>> BEGIN
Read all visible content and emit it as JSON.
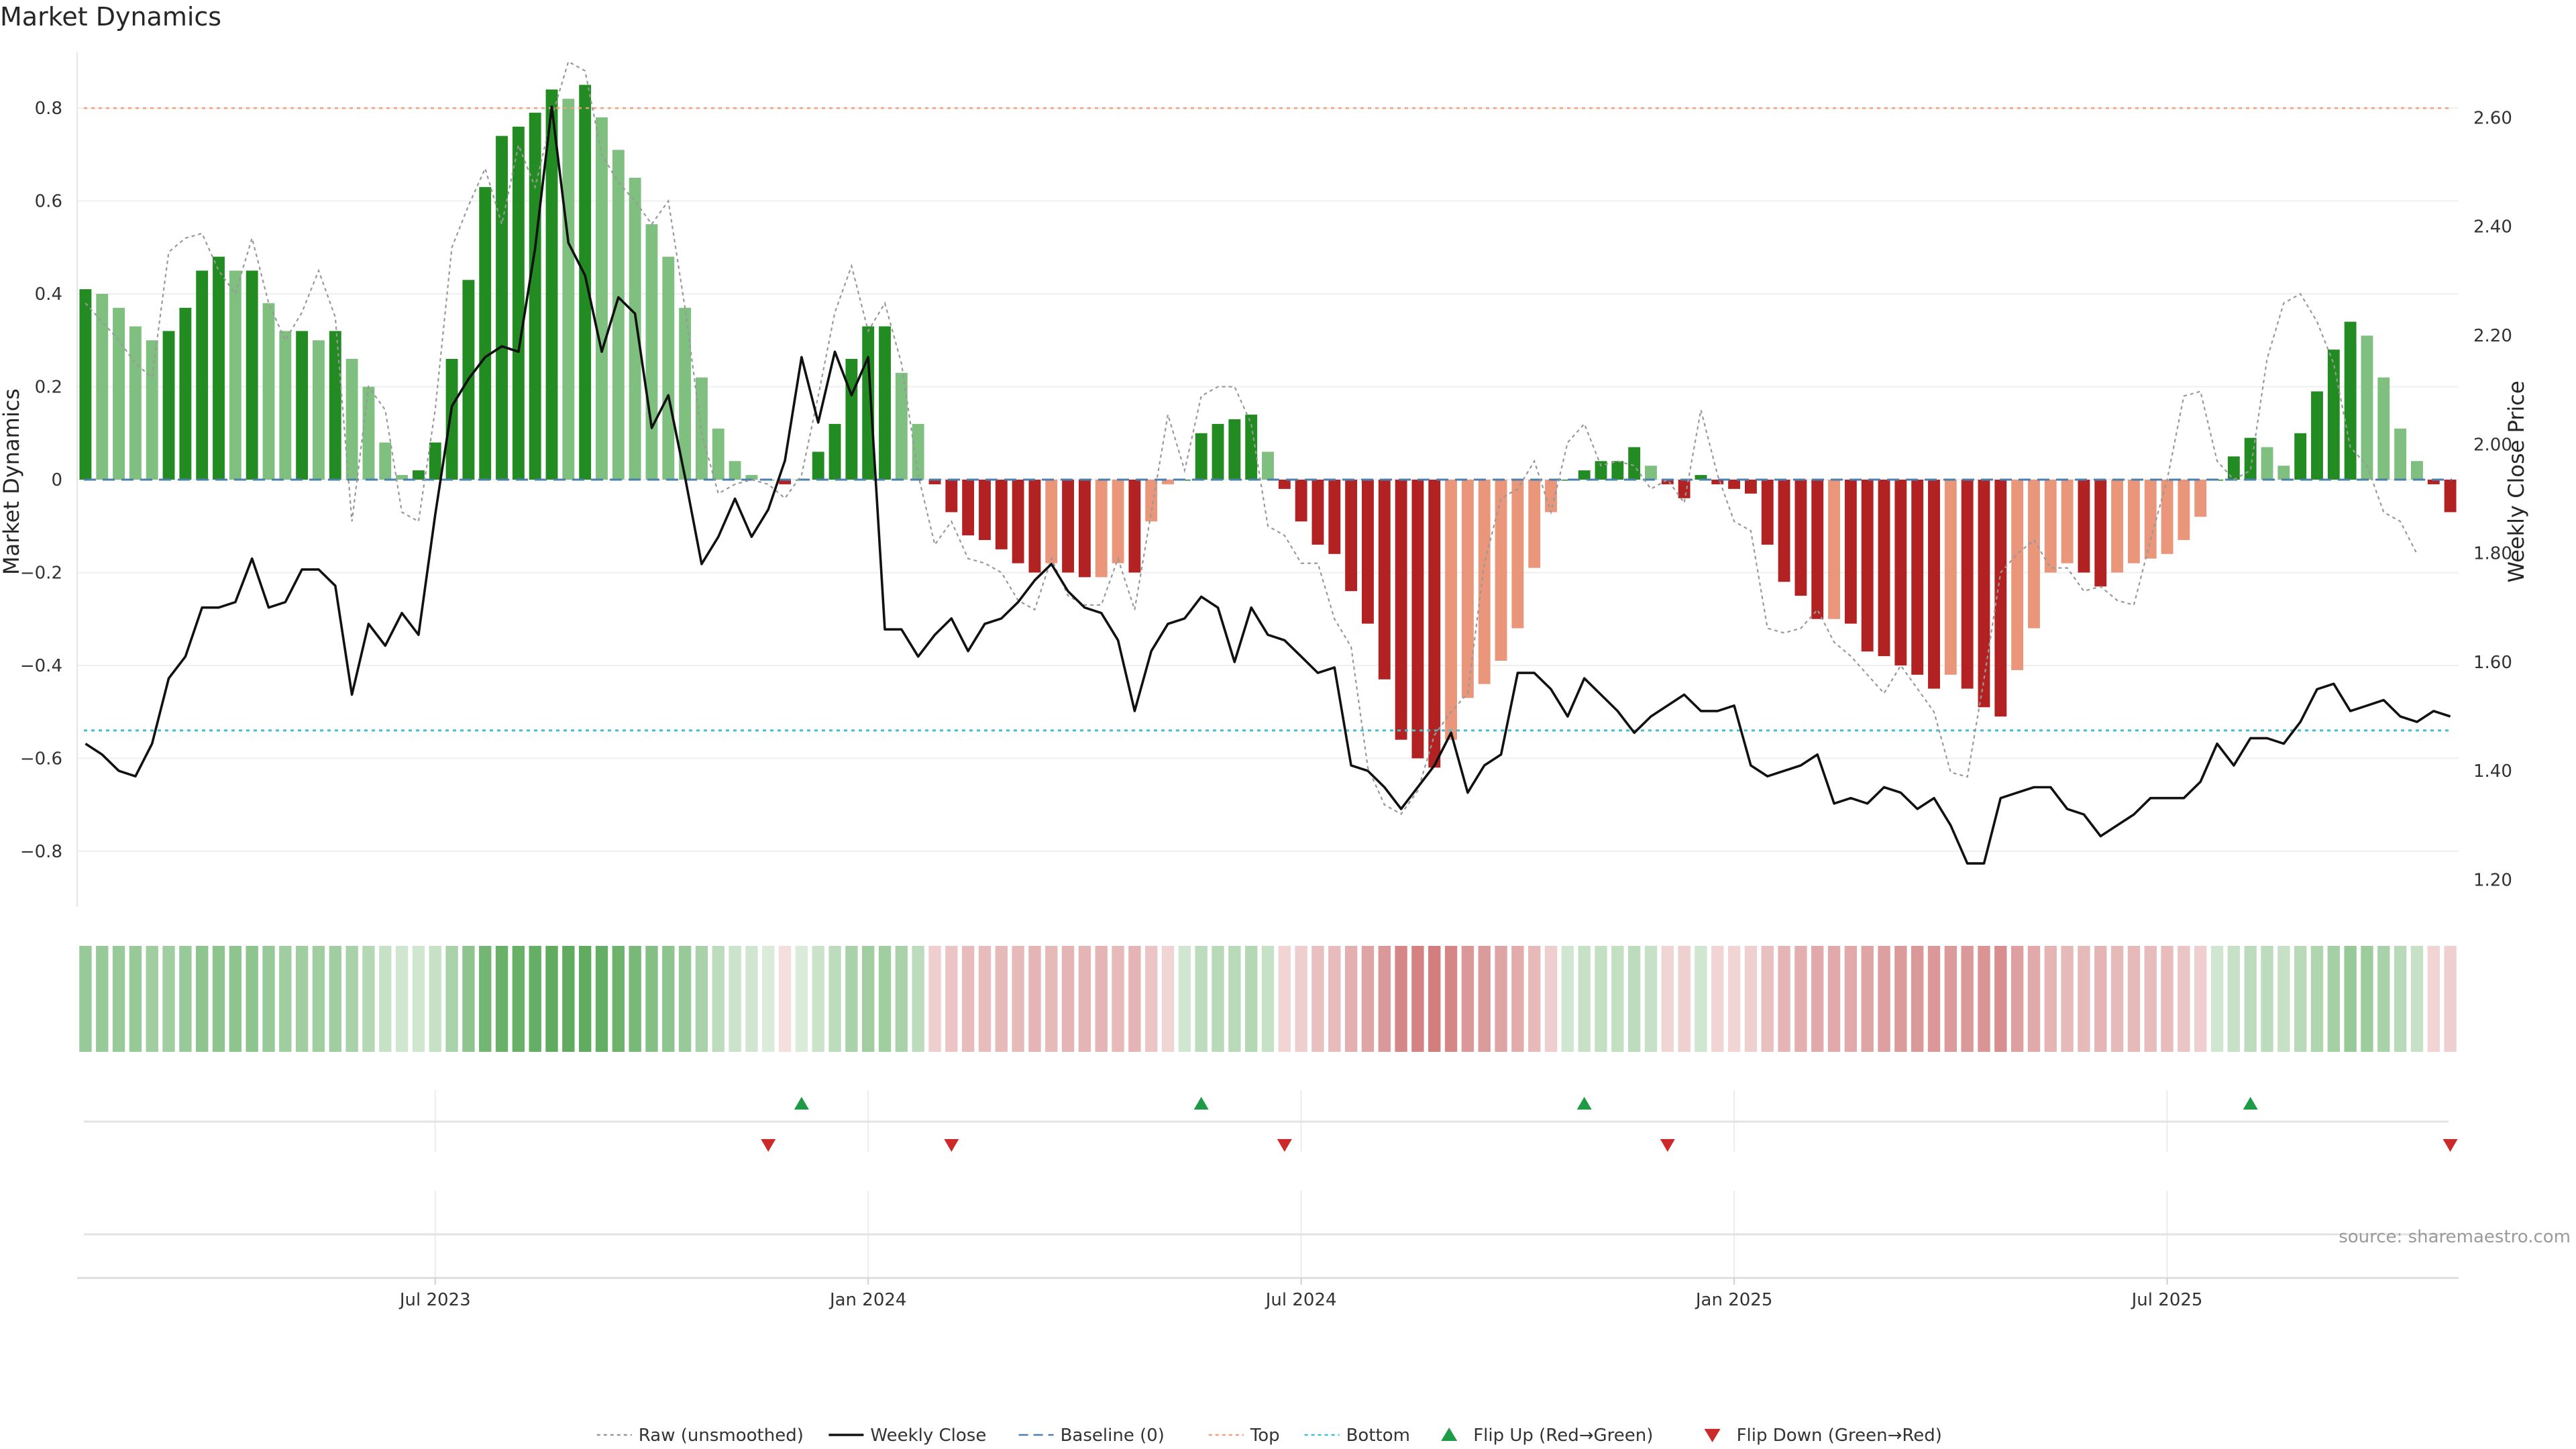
{
  "chart_data": {
    "type": "bar",
    "title": "Market Dynamics",
    "ylabel_left": "Market Dynamics",
    "ylabel_right": "Weekly Close Price",
    "left_ylim": [
      -0.92,
      0.92
    ],
    "left_yticks": [
      -0.8,
      -0.6,
      -0.4,
      -0.2,
      0,
      0.2,
      0.4,
      0.6,
      0.8
    ],
    "right_ylim": [
      1.15,
      2.72
    ],
    "right_yticks": [
      1.2,
      1.4,
      1.6,
      1.8,
      2.0,
      2.2,
      2.4,
      2.6
    ],
    "x_ticks": [
      {
        "label": "Jul 2023",
        "week": 21
      },
      {
        "label": "Jan 2024",
        "week": 47
      },
      {
        "label": "Jul 2024",
        "week": 73
      },
      {
        "label": "Jan 2025",
        "week": 99
      },
      {
        "label": "Jul 2025",
        "week": 125
      }
    ],
    "weeks": 143,
    "top_line": 0.8,
    "bottom_line": -0.54,
    "baseline": 0,
    "grid": true,
    "legend_position": "bottom-center",
    "legend": [
      {
        "label": "Raw (unsmoothed)",
        "kind": "dotted-line",
        "color": "#999999"
      },
      {
        "label": "Weekly Close",
        "kind": "solid-line",
        "color": "#111111"
      },
      {
        "label": "Baseline (0)",
        "kind": "dashed-line",
        "color": "#4a7fb0"
      },
      {
        "label": "Top",
        "kind": "dotted-line",
        "color": "#f0a07a"
      },
      {
        "label": "Bottom",
        "kind": "dotted-line",
        "color": "#3fbfcf"
      },
      {
        "label": "Flip Up (Red→Green)",
        "kind": "triangle-up",
        "color": "#1f9a46"
      },
      {
        "label": "Flip Down (Green→Red)",
        "kind": "triangle-down",
        "color": "#cc2a2a"
      }
    ],
    "colors": {
      "green_strong": "#228b22",
      "green_light": "#7fbf7f",
      "red_strong": "#b22222",
      "red_light": "#e9967a",
      "price_line": "#111111",
      "raw_line": "#999999",
      "flip_up": "#1f9a46",
      "flip_down": "#cc2a2a"
    },
    "market_dynamics": [
      0.41,
      0.4,
      0.37,
      0.33,
      0.3,
      0.32,
      0.37,
      0.45,
      0.48,
      0.45,
      0.45,
      0.38,
      0.32,
      0.32,
      0.3,
      0.32,
      0.26,
      0.2,
      0.08,
      0.01,
      0.02,
      0.08,
      0.26,
      0.43,
      0.63,
      0.74,
      0.76,
      0.79,
      0.84,
      0.82,
      0.85,
      0.78,
      0.71,
      0.65,
      0.55,
      0.48,
      0.37,
      0.22,
      0.11,
      0.04,
      0.01,
      0.0,
      -0.01,
      0.0,
      0.06,
      0.12,
      0.26,
      0.33,
      0.33,
      0.23,
      0.12,
      -0.01,
      -0.07,
      -0.12,
      -0.13,
      -0.15,
      -0.18,
      -0.2,
      -0.18,
      -0.2,
      -0.21,
      -0.21,
      -0.18,
      -0.2,
      -0.09,
      -0.01,
      0.0,
      0.1,
      0.12,
      0.13,
      0.14,
      0.06,
      -0.02,
      -0.09,
      -0.14,
      -0.16,
      -0.24,
      -0.31,
      -0.43,
      -0.56,
      -0.6,
      -0.62,
      -0.56,
      -0.47,
      -0.44,
      -0.39,
      -0.32,
      -0.19,
      -0.07,
      0.0,
      0.02,
      0.04,
      0.04,
      0.07,
      0.03,
      -0.01,
      -0.04,
      0.01,
      -0.01,
      -0.02,
      -0.03,
      -0.14,
      -0.22,
      -0.25,
      -0.3,
      -0.3,
      -0.31,
      -0.37,
      -0.38,
      -0.4,
      -0.42,
      -0.45,
      -0.42,
      -0.45,
      -0.49,
      -0.51,
      -0.41,
      -0.32,
      -0.2,
      -0.18,
      -0.2,
      -0.23,
      -0.2,
      -0.18,
      -0.17,
      -0.16,
      -0.13,
      -0.08,
      0.0,
      0.05,
      0.09,
      0.07,
      0.03,
      0.1,
      0.19,
      0.28,
      0.34,
      0.31,
      0.22,
      0.11,
      0.04,
      -0.01,
      -0.07
    ],
    "raw_unsmoothed": [
      0.38,
      0.34,
      0.3,
      0.25,
      0.22,
      0.49,
      0.52,
      0.53,
      0.45,
      0.4,
      0.52,
      0.38,
      0.3,
      0.36,
      0.45,
      0.35,
      -0.09,
      0.2,
      0.15,
      -0.07,
      -0.09,
      0.15,
      0.5,
      0.59,
      0.67,
      0.55,
      0.72,
      0.63,
      0.78,
      0.9,
      0.88,
      0.7,
      0.64,
      0.6,
      0.55,
      0.6,
      0.37,
      0.1,
      -0.03,
      -0.01,
      0.0,
      -0.01,
      -0.04,
      0.01,
      0.18,
      0.36,
      0.46,
      0.32,
      0.38,
      0.25,
      0.01,
      -0.14,
      -0.09,
      -0.17,
      -0.18,
      -0.2,
      -0.26,
      -0.28,
      -0.17,
      -0.25,
      -0.27,
      -0.27,
      -0.17,
      -0.28,
      -0.07,
      0.14,
      0.02,
      0.18,
      0.2,
      0.2,
      0.12,
      -0.1,
      -0.12,
      -0.18,
      -0.18,
      -0.3,
      -0.36,
      -0.62,
      -0.7,
      -0.72,
      -0.67,
      -0.55,
      -0.5,
      -0.46,
      -0.18,
      -0.04,
      -0.02,
      0.04,
      -0.07,
      0.08,
      0.12,
      0.03,
      0.04,
      0.03,
      -0.02,
      0.0,
      -0.05,
      0.15,
      0.01,
      -0.09,
      -0.11,
      -0.32,
      -0.33,
      -0.32,
      -0.28,
      -0.35,
      -0.38,
      -0.42,
      -0.46,
      -0.4,
      -0.45,
      -0.5,
      -0.63,
      -0.64,
      -0.43,
      -0.2,
      -0.16,
      -0.13,
      -0.19,
      -0.19,
      -0.24,
      -0.23,
      -0.26,
      -0.27,
      -0.13,
      0.0,
      0.18,
      0.19,
      0.04,
      0.0,
      0.02,
      0.26,
      0.38,
      0.4,
      0.34,
      0.25,
      0.07,
      0.03,
      -0.07,
      -0.09,
      -0.16
    ],
    "weekly_close": [
      1.45,
      1.43,
      1.4,
      1.39,
      1.45,
      1.57,
      1.61,
      1.7,
      1.7,
      1.71,
      1.79,
      1.7,
      1.71,
      1.77,
      1.77,
      1.74,
      1.54,
      1.67,
      1.63,
      1.69,
      1.65,
      1.87,
      2.07,
      2.12,
      2.16,
      2.18,
      2.17,
      2.36,
      2.62,
      2.37,
      2.31,
      2.17,
      2.27,
      2.24,
      2.03,
      2.09,
      1.94,
      1.78,
      1.83,
      1.9,
      1.83,
      1.88,
      1.97,
      2.16,
      2.04,
      2.17,
      2.09,
      2.16,
      1.66,
      1.66,
      1.61,
      1.65,
      1.68,
      1.62,
      1.67,
      1.68,
      1.71,
      1.75,
      1.78,
      1.73,
      1.7,
      1.69,
      1.64,
      1.51,
      1.62,
      1.67,
      1.68,
      1.72,
      1.7,
      1.6,
      1.7,
      1.65,
      1.64,
      1.61,
      1.58,
      1.59,
      1.41,
      1.4,
      1.37,
      1.33,
      1.37,
      1.41,
      1.47,
      1.36,
      1.41,
      1.43,
      1.58,
      1.58,
      1.55,
      1.5,
      1.57,
      1.54,
      1.51,
      1.47,
      1.5,
      1.52,
      1.54,
      1.51,
      1.51,
      1.52,
      1.41,
      1.39,
      1.4,
      1.41,
      1.43,
      1.34,
      1.35,
      1.34,
      1.37,
      1.36,
      1.33,
      1.35,
      1.3,
      1.23,
      1.23,
      1.35,
      1.36,
      1.37,
      1.37,
      1.33,
      1.32,
      1.28,
      1.3,
      1.32,
      1.35,
      1.35,
      1.35,
      1.38,
      1.45,
      1.41,
      1.46,
      1.46,
      1.45,
      1.49,
      1.55,
      1.56,
      1.51,
      1.52,
      1.53,
      1.5,
      1.49,
      1.51,
      1.5
    ],
    "flip_up_weeks": [
      43,
      67,
      90,
      130
    ],
    "flip_down_weeks": [
      41,
      52,
      72,
      95,
      142
    ],
    "strip_intensity": [
      0.55,
      0.55,
      0.55,
      0.55,
      0.5,
      0.5,
      0.55,
      0.6,
      0.6,
      0.6,
      0.6,
      0.55,
      0.5,
      0.5,
      0.5,
      0.5,
      0.45,
      0.4,
      0.3,
      0.25,
      0.25,
      0.3,
      0.45,
      0.6,
      0.75,
      0.8,
      0.8,
      0.82,
      0.85,
      0.85,
      0.85,
      0.82,
      0.78,
      0.72,
      0.65,
      0.6,
      0.55,
      0.45,
      0.35,
      0.28,
      0.25,
      0.2,
      0.2,
      0.2,
      0.28,
      0.35,
      0.45,
      0.5,
      0.5,
      0.45,
      0.35,
      0.3,
      0.35,
      0.4,
      0.4,
      0.42,
      0.42,
      0.45,
      0.42,
      0.45,
      0.45,
      0.45,
      0.42,
      0.45,
      0.35,
      0.25,
      0.25,
      0.35,
      0.38,
      0.38,
      0.4,
      0.3,
      0.25,
      0.3,
      0.38,
      0.4,
      0.48,
      0.55,
      0.62,
      0.72,
      0.75,
      0.78,
      0.72,
      0.62,
      0.6,
      0.55,
      0.5,
      0.42,
      0.3,
      0.25,
      0.3,
      0.32,
      0.32,
      0.35,
      0.3,
      0.25,
      0.28,
      0.25,
      0.25,
      0.25,
      0.28,
      0.38,
      0.45,
      0.48,
      0.52,
      0.52,
      0.52,
      0.55,
      0.58,
      0.6,
      0.62,
      0.62,
      0.6,
      0.62,
      0.65,
      0.68,
      0.58,
      0.52,
      0.45,
      0.42,
      0.42,
      0.45,
      0.42,
      0.42,
      0.4,
      0.4,
      0.35,
      0.3,
      0.25,
      0.3,
      0.35,
      0.35,
      0.3,
      0.38,
      0.42,
      0.48,
      0.55,
      0.52,
      0.45,
      0.38,
      0.3,
      0.25,
      0.28
    ]
  },
  "source_text": "source: sharemaestro.com"
}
>> END
* [DIRECTION]: Pull out all lines containing "triangle".

* [WRITTEN SOLUTION]:
        "kind": "triangle-up",
        "kind": "triangle-down",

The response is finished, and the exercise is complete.